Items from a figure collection
·····
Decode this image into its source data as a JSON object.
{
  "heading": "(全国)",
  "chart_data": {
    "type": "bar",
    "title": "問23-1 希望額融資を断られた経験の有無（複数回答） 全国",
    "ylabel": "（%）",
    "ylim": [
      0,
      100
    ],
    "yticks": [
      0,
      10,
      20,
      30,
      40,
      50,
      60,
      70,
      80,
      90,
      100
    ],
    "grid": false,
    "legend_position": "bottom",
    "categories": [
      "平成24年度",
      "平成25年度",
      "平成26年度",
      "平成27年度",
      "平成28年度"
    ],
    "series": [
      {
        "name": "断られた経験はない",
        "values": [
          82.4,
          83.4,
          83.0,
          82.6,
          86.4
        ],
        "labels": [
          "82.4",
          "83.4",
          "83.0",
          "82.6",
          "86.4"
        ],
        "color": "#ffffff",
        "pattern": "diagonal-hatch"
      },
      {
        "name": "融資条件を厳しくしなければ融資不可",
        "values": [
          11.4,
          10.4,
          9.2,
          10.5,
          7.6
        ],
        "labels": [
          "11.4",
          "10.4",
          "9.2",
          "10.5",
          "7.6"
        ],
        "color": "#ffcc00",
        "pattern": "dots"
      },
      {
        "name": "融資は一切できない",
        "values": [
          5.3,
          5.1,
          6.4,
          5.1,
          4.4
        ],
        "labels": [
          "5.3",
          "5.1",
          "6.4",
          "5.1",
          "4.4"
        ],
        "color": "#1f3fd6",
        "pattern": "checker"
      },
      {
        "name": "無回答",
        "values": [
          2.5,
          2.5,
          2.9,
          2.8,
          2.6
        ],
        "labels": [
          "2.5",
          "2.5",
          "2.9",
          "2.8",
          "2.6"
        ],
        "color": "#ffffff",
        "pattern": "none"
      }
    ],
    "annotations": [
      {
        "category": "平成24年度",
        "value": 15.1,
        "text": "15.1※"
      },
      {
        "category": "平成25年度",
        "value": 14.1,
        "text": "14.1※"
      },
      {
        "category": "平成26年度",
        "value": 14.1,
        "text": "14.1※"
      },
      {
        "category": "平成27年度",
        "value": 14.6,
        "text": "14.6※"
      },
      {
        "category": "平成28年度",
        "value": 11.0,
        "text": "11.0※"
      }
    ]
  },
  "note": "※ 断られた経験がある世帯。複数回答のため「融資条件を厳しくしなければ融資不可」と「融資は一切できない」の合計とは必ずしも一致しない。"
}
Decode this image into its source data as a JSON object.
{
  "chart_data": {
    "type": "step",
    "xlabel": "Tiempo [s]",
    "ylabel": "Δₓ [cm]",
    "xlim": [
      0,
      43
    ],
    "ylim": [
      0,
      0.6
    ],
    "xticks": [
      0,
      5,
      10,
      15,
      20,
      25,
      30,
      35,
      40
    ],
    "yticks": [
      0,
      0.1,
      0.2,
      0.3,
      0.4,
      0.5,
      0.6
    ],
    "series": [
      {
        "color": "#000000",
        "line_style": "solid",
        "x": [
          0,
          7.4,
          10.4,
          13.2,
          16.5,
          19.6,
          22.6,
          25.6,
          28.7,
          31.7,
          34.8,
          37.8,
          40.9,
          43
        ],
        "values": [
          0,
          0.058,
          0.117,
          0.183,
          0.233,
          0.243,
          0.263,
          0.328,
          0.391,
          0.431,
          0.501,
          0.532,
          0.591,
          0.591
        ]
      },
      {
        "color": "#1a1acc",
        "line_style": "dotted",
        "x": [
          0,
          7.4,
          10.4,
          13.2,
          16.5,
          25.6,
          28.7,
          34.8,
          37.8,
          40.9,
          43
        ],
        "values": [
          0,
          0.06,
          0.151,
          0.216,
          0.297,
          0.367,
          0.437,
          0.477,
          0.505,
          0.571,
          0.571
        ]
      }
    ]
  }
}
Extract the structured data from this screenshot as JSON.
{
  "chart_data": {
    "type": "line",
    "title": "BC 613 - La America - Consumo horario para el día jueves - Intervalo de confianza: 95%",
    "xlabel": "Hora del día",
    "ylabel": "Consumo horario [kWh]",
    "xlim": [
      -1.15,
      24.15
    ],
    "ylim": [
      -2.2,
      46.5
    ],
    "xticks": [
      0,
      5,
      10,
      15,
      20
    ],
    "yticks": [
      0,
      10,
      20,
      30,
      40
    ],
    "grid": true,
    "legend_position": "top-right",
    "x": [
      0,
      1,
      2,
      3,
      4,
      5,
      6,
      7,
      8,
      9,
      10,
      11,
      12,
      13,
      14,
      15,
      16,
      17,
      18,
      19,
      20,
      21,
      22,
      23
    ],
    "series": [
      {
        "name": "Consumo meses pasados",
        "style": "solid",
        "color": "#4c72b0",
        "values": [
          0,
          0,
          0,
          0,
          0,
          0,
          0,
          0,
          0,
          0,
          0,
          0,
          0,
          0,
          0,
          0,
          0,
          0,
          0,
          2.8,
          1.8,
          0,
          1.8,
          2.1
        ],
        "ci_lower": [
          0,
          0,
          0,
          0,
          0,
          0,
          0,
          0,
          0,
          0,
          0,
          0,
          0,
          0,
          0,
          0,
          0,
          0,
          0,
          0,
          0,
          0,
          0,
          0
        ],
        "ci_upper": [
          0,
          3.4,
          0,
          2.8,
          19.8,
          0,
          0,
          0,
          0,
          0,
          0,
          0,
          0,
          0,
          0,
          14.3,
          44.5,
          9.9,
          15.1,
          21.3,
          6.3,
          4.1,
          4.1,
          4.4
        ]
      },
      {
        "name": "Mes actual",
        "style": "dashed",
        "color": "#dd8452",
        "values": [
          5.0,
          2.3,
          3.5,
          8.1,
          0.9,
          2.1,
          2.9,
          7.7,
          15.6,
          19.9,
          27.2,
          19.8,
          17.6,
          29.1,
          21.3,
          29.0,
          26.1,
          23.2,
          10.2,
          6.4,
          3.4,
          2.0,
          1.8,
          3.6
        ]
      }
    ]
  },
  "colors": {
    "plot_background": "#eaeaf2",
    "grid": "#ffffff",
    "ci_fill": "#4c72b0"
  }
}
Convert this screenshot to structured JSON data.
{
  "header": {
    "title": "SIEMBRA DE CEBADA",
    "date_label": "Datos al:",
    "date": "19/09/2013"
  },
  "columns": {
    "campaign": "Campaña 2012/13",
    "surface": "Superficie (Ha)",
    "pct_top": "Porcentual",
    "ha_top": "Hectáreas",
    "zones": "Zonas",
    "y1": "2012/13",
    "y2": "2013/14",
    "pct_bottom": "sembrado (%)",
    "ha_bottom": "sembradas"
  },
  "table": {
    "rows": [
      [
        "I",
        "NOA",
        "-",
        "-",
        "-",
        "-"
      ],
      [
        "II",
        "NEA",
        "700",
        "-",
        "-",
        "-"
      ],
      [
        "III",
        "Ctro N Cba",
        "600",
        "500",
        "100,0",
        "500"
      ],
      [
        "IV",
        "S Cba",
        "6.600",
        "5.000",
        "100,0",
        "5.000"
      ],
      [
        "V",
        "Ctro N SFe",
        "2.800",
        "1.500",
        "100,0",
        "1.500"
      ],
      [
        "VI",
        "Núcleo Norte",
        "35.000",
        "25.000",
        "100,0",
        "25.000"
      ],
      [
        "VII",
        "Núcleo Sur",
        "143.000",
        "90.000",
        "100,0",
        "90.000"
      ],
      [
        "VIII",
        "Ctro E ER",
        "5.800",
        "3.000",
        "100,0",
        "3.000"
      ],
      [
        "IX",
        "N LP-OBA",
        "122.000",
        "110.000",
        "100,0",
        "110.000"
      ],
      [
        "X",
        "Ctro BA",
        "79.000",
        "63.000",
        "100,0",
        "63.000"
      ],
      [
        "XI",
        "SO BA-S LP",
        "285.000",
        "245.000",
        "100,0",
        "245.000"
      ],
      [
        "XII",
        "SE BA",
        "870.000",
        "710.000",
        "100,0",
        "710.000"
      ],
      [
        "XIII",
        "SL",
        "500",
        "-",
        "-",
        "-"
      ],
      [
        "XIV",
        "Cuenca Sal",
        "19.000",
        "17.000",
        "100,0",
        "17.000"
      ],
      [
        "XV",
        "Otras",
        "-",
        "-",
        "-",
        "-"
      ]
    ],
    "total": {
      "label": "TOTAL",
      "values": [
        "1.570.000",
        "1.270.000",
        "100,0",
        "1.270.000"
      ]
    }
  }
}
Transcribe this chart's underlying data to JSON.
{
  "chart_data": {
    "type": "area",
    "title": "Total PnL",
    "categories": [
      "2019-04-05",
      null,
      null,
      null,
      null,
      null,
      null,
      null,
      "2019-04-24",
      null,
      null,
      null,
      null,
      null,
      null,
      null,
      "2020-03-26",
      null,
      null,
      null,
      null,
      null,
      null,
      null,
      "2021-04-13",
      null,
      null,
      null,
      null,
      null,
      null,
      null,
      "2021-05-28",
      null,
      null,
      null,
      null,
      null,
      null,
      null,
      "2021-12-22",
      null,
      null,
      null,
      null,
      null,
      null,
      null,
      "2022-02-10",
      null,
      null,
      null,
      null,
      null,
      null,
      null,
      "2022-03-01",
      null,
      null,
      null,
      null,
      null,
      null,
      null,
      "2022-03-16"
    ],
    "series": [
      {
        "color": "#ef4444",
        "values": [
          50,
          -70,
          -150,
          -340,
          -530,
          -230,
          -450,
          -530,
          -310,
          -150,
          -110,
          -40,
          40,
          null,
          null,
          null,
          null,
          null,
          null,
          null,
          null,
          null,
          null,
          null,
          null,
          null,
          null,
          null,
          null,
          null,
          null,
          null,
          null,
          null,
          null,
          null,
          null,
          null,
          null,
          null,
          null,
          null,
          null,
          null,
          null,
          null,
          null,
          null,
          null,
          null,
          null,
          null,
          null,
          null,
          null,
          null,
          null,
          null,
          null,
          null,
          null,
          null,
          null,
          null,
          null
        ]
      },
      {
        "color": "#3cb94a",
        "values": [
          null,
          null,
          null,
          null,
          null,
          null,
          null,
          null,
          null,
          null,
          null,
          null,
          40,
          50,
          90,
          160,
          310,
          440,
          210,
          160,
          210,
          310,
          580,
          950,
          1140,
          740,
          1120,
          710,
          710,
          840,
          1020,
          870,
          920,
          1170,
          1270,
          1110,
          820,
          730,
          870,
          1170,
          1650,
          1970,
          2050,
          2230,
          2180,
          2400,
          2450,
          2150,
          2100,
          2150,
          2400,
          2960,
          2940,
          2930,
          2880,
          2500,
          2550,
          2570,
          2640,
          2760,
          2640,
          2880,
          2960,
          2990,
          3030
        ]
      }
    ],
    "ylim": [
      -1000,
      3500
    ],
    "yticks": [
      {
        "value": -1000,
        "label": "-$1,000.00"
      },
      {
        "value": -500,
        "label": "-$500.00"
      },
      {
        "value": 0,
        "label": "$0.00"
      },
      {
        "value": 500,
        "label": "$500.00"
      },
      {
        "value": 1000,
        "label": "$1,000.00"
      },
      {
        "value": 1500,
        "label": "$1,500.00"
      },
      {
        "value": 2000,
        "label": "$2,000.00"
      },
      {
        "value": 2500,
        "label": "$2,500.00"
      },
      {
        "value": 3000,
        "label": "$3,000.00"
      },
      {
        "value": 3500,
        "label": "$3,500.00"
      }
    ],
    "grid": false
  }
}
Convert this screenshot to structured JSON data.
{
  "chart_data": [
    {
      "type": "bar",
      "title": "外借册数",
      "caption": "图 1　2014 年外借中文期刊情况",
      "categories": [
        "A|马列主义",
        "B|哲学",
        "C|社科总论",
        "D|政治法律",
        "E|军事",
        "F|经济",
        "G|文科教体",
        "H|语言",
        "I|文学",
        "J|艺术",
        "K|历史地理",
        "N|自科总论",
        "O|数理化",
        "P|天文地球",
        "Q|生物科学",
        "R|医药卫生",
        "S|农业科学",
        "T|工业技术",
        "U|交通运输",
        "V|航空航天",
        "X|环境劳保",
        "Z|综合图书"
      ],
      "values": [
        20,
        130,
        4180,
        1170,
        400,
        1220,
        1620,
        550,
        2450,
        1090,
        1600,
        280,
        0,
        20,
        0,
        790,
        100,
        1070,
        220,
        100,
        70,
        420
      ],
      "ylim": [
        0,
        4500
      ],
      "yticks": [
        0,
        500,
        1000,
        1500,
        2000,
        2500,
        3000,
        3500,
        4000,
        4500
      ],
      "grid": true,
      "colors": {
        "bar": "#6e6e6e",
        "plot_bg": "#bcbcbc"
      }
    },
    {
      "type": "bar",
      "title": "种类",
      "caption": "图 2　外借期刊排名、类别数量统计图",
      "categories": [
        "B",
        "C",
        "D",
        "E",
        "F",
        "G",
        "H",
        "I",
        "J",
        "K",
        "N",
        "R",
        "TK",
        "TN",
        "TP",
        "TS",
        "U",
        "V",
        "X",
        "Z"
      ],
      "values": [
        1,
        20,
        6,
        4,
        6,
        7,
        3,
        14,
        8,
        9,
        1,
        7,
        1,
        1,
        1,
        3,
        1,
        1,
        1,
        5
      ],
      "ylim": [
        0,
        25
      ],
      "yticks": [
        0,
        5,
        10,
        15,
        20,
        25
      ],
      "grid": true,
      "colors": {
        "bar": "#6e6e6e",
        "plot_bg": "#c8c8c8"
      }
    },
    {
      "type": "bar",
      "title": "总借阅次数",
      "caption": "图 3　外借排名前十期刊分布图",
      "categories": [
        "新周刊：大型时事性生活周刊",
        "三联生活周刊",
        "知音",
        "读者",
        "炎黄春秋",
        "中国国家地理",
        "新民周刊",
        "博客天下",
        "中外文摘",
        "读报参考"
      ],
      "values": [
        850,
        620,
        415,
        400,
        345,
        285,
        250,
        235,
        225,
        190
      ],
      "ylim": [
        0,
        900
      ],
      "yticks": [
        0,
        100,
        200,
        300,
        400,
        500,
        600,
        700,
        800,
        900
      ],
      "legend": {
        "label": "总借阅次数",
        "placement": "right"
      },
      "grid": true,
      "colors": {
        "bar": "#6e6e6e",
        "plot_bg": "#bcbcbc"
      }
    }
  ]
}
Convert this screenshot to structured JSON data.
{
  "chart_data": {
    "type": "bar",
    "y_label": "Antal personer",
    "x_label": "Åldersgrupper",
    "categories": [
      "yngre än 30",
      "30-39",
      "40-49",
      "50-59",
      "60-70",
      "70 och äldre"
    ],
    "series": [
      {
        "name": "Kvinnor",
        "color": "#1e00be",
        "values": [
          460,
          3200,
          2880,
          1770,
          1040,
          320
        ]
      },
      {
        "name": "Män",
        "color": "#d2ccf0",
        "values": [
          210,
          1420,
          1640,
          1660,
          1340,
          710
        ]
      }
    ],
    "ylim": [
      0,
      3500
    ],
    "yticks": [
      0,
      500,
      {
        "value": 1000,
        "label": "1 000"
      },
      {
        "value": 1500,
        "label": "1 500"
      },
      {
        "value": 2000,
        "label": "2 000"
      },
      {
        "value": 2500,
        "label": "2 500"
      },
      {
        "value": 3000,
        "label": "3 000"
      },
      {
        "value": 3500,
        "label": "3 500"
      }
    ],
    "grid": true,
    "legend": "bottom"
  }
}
·····
SET PROBLEM:
Among the lines above, count those containing the word "text" and give nothing but the result.

SOLVED EXERCISE:
5